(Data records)

▽

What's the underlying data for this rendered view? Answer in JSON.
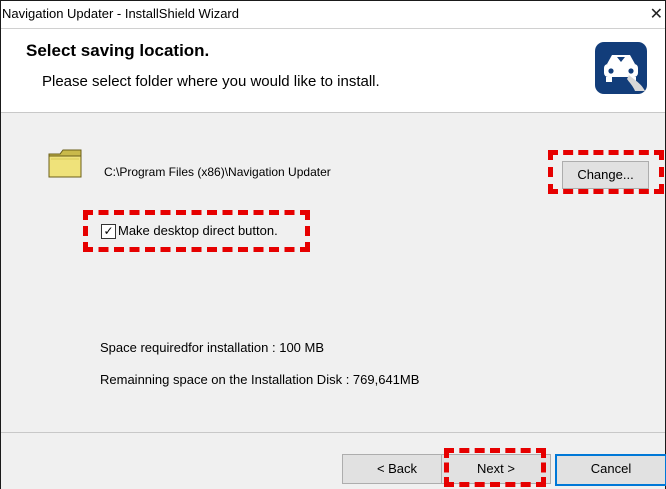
{
  "window": {
    "title": "Navigation Updater - InstallShield Wizard",
    "close_glyph": "✕"
  },
  "header": {
    "title": "Select saving location.",
    "subtitle": "Please select folder where you would like to install.",
    "icon": "car-app-icon"
  },
  "content": {
    "folder_icon": "folder-icon",
    "install_path": "C:\\Program Files (x86)\\Navigation Updater",
    "change_label": "Change...",
    "checkbox": {
      "checked": true,
      "mark": "✓",
      "label": "Make desktop direct button."
    },
    "space_required": "Space requiredfor installation : 100 MB",
    "space_remaining": "Remainning space on the Installation Disk :   769,641MB"
  },
  "footer": {
    "back_label": "< Back",
    "next_label": "Next >",
    "cancel_label": "Cancel"
  },
  "colors": {
    "highlight": "#e60000",
    "accent": "#0078d7",
    "icon_bg": "#123d7a"
  }
}
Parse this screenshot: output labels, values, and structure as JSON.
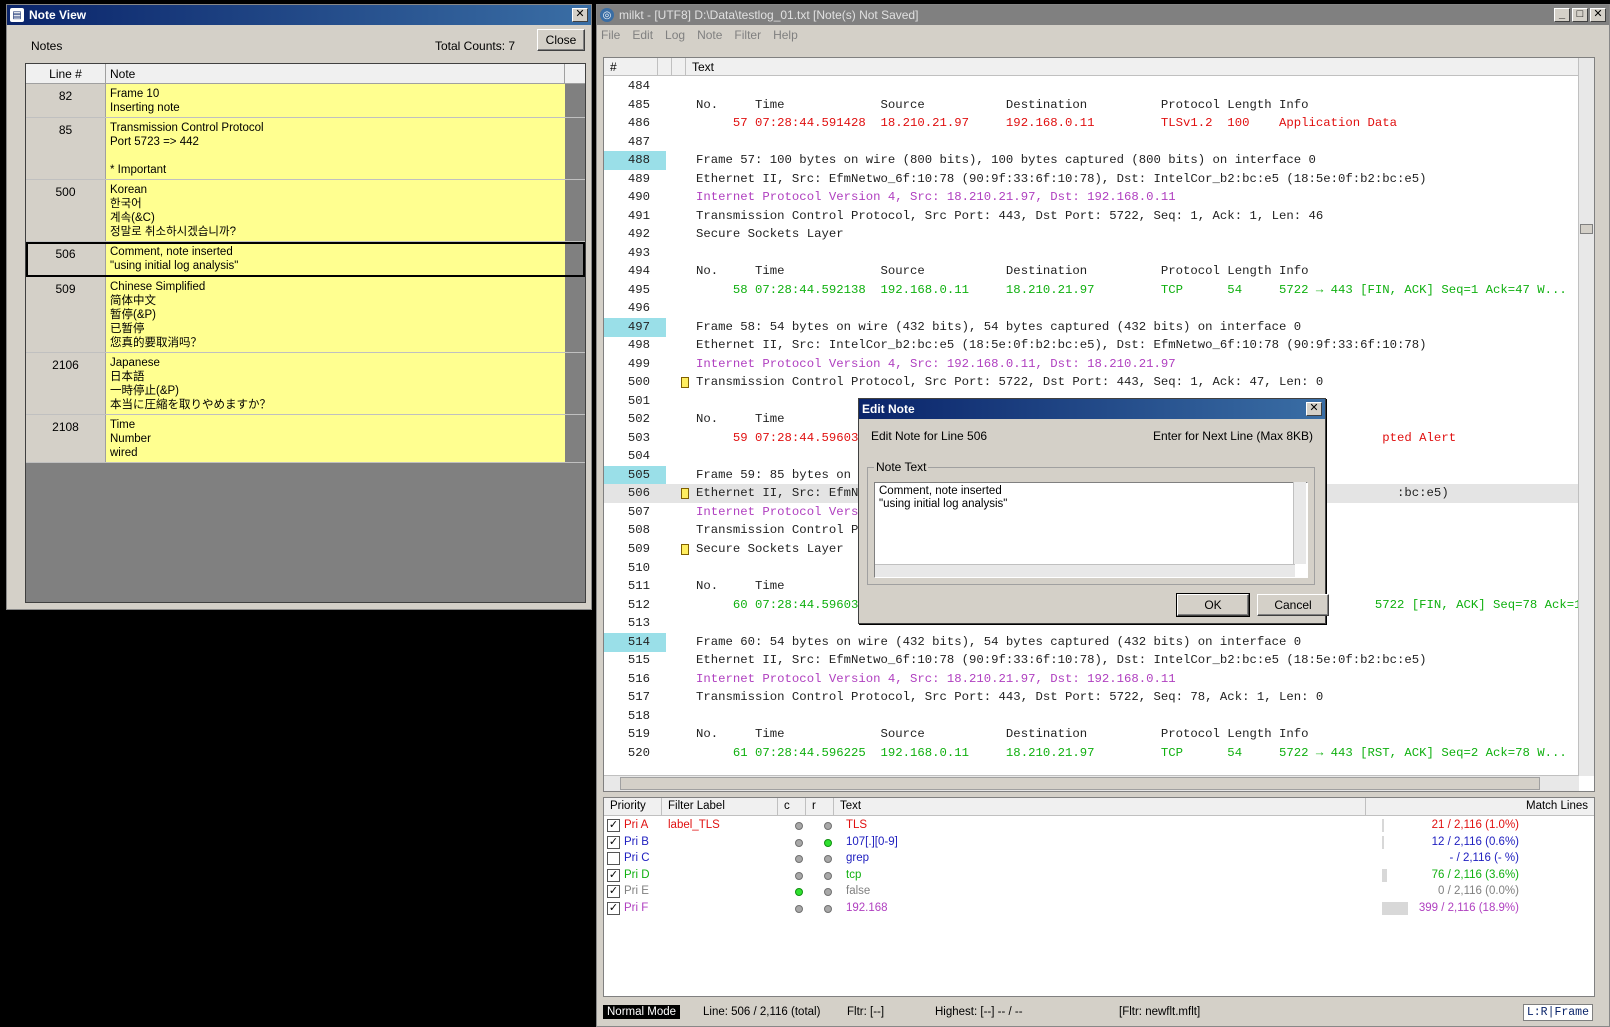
{
  "noteview": {
    "title": "Note View",
    "notes_label": "Notes",
    "total": "Total Counts: 7",
    "close": "Close",
    "col_line": "Line #",
    "col_note": "Note",
    "rows": [
      {
        "line": "82",
        "note": "Frame 10\nInserting note",
        "h": 34
      },
      {
        "line": "85",
        "note": "Transmission Control Protocol\nPort 5723 => 442\n\n* Important",
        "h": 62
      },
      {
        "line": "500",
        "note": "Korean\n한국어\n계속(&C)\n정말로 취소하시겠습니까?",
        "h": 62
      },
      {
        "line": "506",
        "note": "Comment, note inserted\n\"using initial log analysis\"",
        "h": 35,
        "sel": true
      },
      {
        "line": "509",
        "note": "Chinese Simplified\n简体中文\n暂停(&P)\n已暂停\n您真的要取消吗？",
        "h": 76
      },
      {
        "line": "2106",
        "note": "Japanese\n日本語\n一時停止(&P)\n本当に圧縮を取りやめますか？",
        "h": 62
      },
      {
        "line": "2108",
        "note": "Time\nNumber\nwired",
        "h": 48
      }
    ]
  },
  "main": {
    "title": "milkt - [UTF8] D:\\Data\\testlog_01.txt [Note(s) Not Saved]",
    "menu": [
      "File",
      "Edit",
      "Log",
      "Note",
      "Filter",
      "Help"
    ],
    "col_num": "#",
    "col_text": "Text",
    "lines": [
      {
        "n": "484",
        "t": "",
        "c": "blk"
      },
      {
        "n": "485",
        "t": "No.     Time             Source           Destination          Protocol Length Info",
        "c": "blk"
      },
      {
        "n": "486",
        "t": "     57 07:28:44.591428  18.210.21.97     192.168.0.11         TLSv1.2  100    Application Data",
        "c": "red"
      },
      {
        "n": "487",
        "t": "",
        "c": "blk"
      },
      {
        "n": "488",
        "t": "Frame 57: 100 bytes on wire (800 bits), 100 bytes captured (800 bits) on interface 0",
        "c": "blk",
        "bm": true
      },
      {
        "n": "489",
        "t": "Ethernet II, Src: EfmNetwo_6f:10:78 (90:9f:33:6f:10:78), Dst: IntelCor_b2:bc:e5 (18:5e:0f:b2:bc:e5)",
        "c": "blk"
      },
      {
        "n": "490",
        "t": "Internet Protocol Version 4, Src: 18.210.21.97, Dst: 192.168.0.11",
        "c": "pur"
      },
      {
        "n": "491",
        "t": "Transmission Control Protocol, Src Port: 443, Dst Port: 5722, Seq: 1, Ack: 1, Len: 46",
        "c": "blk"
      },
      {
        "n": "492",
        "t": "Secure Sockets Layer",
        "c": "blk"
      },
      {
        "n": "493",
        "t": "",
        "c": "blk"
      },
      {
        "n": "494",
        "t": "No.     Time             Source           Destination          Protocol Length Info",
        "c": "blk"
      },
      {
        "n": "495",
        "t": "     58 07:28:44.592138  192.168.0.11     18.210.21.97         TCP      54     5722 → 443 [FIN, ACK] Seq=1 Ack=47 W...",
        "c": "grn"
      },
      {
        "n": "496",
        "t": "",
        "c": "blk"
      },
      {
        "n": "497",
        "t": "Frame 58: 54 bytes on wire (432 bits), 54 bytes captured (432 bits) on interface 0",
        "c": "blk",
        "bm": true
      },
      {
        "n": "498",
        "t": "Ethernet II, Src: IntelCor_b2:bc:e5 (18:5e:0f:b2:bc:e5), Dst: EfmNetwo_6f:10:78 (90:9f:33:6f:10:78)",
        "c": "blk"
      },
      {
        "n": "499",
        "t": "Internet Protocol Version 4, Src: 192.168.0.11, Dst: 18.210.21.97",
        "c": "pur"
      },
      {
        "n": "500",
        "t": "Transmission Control Protocol, Src Port: 5722, Dst Port: 443, Seq: 1, Ack: 47, Len: 0",
        "c": "blk",
        "note": true
      },
      {
        "n": "501",
        "t": "",
        "c": "blk"
      },
      {
        "n": "502",
        "t": "No.     Time",
        "c": "blk"
      },
      {
        "n": "503",
        "t": "     59 07:28:44.596036                                                                      pted Alert",
        "c": "red"
      },
      {
        "n": "504",
        "t": "",
        "c": "blk"
      },
      {
        "n": "505",
        "t": "Frame 59: 85 bytes on wi",
        "c": "blk",
        "bm": true
      },
      {
        "n": "506",
        "t": "Ethernet II, Src: EfmNet                                                                       :bc:e5)",
        "c": "blk",
        "note": true,
        "cur": true
      },
      {
        "n": "507",
        "t": "Internet Protocol Versio",
        "c": "pur"
      },
      {
        "n": "508",
        "t": "Transmission Control Pro",
        "c": "blk"
      },
      {
        "n": "509",
        "t": "Secure Sockets Layer",
        "c": "blk",
        "note": true
      },
      {
        "n": "510",
        "t": "",
        "c": "blk"
      },
      {
        "n": "511",
        "t": "No.     Time",
        "c": "blk"
      },
      {
        "n": "512",
        "t": "     60 07:28:44.596038                                                                     5722 [FIN, ACK] Seq=78 Ack=1 W...",
        "c": "grn"
      },
      {
        "n": "513",
        "t": "",
        "c": "blk"
      },
      {
        "n": "514",
        "t": "Frame 60: 54 bytes on wire (432 bits), 54 bytes captured (432 bits) on interface 0",
        "c": "blk",
        "bm": true
      },
      {
        "n": "515",
        "t": "Ethernet II, Src: EfmNetwo_6f:10:78 (90:9f:33:6f:10:78), Dst: IntelCor_b2:bc:e5 (18:5e:0f:b2:bc:e5)",
        "c": "blk"
      },
      {
        "n": "516",
        "t": "Internet Protocol Version 4, Src: 18.210.21.97, Dst: 192.168.0.11",
        "c": "pur"
      },
      {
        "n": "517",
        "t": "Transmission Control Protocol, Src Port: 443, Dst Port: 5722, Seq: 78, Ack: 1, Len: 0",
        "c": "blk"
      },
      {
        "n": "518",
        "t": "",
        "c": "blk"
      },
      {
        "n": "519",
        "t": "No.     Time             Source           Destination          Protocol Length Info",
        "c": "blk"
      },
      {
        "n": "520",
        "t": "     61 07:28:44.596225  192.168.0.11     18.210.21.97         TCP      54     5722 → 443 [RST, ACK] Seq=2 Ack=78 W...",
        "c": "grn"
      }
    ],
    "filter_headers": [
      "Priority",
      "Filter Label",
      "c",
      "r",
      "Text",
      "Match Lines"
    ],
    "filters": [
      {
        "pri": "Pri A",
        "label": "label_TLS",
        "text": "TLS",
        "match": "21 / 2,116 (1.0%)",
        "color": "#e01010",
        "checked": true,
        "c": false,
        "r": false,
        "bar": 0.01
      },
      {
        "pri": "Pri B",
        "label": "",
        "text": "107[.][0-9]",
        "match": "12 / 2,116 (0.6%)",
        "color": "#2020c0",
        "checked": true,
        "c": false,
        "r": true,
        "bar": 0.006
      },
      {
        "pri": "Pri C",
        "label": "",
        "text": "grep",
        "match": "- / 2,116 (- %)",
        "color": "#2020c0",
        "checked": false,
        "c": false,
        "r": false,
        "bar": 0
      },
      {
        "pri": "Pri D",
        "label": "",
        "text": "tcp",
        "match": "76 / 2,116 (3.6%)",
        "color": "#10b010",
        "checked": true,
        "c": false,
        "r": false,
        "bar": 0.036
      },
      {
        "pri": "Pri E",
        "label": "",
        "text": "false",
        "match": "0 / 2,116 (0.0%)",
        "color": "#808080",
        "checked": true,
        "c": true,
        "r": false,
        "bar": 0
      },
      {
        "pri": "Pri F",
        "label": "",
        "text": "192.168",
        "match": "399 / 2,116 (18.9%)",
        "color": "#b040c0",
        "checked": true,
        "c": false,
        "r": false,
        "bar": 0.189
      }
    ],
    "status": {
      "mode": "Normal Mode",
      "line": "Line: 506 / 2,116 (total)",
      "fltr": "Fltr: [--]",
      "highest": "Highest: [--] -- / --",
      "file": "[Fltr: newflt.mflt]",
      "right": "L:R|Frame"
    }
  },
  "edit": {
    "title": "Edit Note",
    "subtitle": "Edit Note for Line 506",
    "hint": "Enter for Next Line (Max 8KB)",
    "group": "Note Text",
    "text": "Comment, note inserted\n\"using initial log analysis\"",
    "ok": "OK",
    "cancel": "Cancel"
  }
}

△

--- Your instructions ---
Using the material above, gather every line that includes "Transmission".

--- Exercise response ---
        "note": "Transmission Control Protocol\nPort 5723 => 442\n\n* Important",
        "t": "Transmission Control Protocol, Src Port: 443, Dst Port: 5722, Seq: 1, Ack: 1, Len: 46",
        "t": "Transmission Control Protocol, Src Port: 5722, Dst Port: 443, Seq: 1, Ack: 47, Len: 0",
        "t": "Transmission Control Pro",
        "t": "Transmission Control Protocol, Src Port: 443, Dst Port: 5722, Seq: 78, Ack: 1, Len: 0",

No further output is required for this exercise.